Work to complete: Copy out, word for word, every line from the start of the records through the line that contains "price-tag-tubruk: 10.0$ —", including that line.

Given records:

------------------------------

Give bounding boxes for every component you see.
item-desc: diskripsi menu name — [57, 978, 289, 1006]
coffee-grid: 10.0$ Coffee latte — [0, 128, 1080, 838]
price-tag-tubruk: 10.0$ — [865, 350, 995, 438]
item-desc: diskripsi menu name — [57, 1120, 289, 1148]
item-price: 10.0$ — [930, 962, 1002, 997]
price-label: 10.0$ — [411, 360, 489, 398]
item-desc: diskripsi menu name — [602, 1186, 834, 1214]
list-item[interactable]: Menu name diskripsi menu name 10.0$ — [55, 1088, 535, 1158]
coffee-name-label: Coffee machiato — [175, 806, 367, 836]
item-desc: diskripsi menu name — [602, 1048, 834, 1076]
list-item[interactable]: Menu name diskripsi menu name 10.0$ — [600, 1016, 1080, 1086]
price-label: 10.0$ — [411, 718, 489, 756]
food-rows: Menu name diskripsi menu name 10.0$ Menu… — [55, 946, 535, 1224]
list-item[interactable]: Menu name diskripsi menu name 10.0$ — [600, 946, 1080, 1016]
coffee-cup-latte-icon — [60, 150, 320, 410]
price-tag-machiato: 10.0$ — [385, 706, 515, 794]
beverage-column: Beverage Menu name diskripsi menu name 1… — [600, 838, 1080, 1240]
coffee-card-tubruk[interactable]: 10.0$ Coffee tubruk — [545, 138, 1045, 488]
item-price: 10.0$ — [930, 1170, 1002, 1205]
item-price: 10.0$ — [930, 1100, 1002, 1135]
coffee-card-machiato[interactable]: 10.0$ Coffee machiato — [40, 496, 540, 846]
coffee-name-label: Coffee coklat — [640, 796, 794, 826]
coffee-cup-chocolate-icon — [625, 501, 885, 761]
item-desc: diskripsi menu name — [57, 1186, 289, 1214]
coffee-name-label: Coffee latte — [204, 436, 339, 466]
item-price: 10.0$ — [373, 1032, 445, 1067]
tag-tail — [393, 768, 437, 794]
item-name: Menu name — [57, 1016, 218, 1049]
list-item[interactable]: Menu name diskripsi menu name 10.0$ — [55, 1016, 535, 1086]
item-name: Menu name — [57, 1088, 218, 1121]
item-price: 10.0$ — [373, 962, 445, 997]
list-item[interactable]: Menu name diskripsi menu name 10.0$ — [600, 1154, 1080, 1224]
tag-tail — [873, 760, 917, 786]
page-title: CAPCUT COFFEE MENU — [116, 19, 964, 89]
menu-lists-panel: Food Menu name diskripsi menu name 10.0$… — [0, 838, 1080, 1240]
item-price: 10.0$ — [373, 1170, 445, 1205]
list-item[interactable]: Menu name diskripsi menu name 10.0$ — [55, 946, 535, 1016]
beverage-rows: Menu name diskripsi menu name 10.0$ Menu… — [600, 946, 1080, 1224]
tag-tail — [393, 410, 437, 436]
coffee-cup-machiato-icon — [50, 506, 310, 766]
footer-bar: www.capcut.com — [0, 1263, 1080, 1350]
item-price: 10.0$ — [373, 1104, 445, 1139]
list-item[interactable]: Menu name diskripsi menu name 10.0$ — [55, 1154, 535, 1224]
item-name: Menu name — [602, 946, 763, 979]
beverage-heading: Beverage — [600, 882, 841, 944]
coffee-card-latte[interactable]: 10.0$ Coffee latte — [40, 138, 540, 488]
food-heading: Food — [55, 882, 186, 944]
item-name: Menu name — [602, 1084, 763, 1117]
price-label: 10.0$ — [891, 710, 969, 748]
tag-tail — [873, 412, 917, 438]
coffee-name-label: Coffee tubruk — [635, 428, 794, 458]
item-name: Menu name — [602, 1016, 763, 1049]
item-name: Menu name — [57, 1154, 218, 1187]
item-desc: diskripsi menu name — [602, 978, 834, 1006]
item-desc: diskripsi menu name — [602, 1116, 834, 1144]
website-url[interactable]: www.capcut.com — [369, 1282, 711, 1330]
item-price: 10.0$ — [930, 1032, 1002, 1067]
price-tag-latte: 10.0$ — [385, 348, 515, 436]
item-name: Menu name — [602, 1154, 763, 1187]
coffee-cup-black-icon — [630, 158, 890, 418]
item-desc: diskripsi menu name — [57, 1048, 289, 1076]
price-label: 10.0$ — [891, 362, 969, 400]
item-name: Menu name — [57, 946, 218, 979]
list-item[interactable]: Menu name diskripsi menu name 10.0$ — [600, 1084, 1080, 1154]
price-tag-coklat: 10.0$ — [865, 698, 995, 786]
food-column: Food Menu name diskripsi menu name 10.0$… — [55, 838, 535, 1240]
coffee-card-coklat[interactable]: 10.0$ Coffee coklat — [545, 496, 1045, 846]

------------------------------

Task solution:
Give bounding boxes for every component you see.
item-desc: diskripsi menu name — [57, 978, 289, 1006]
coffee-grid: 10.0$ Coffee latte — [0, 128, 1080, 838]
price-tag-tubruk: 10.0$ — [865, 350, 995, 438]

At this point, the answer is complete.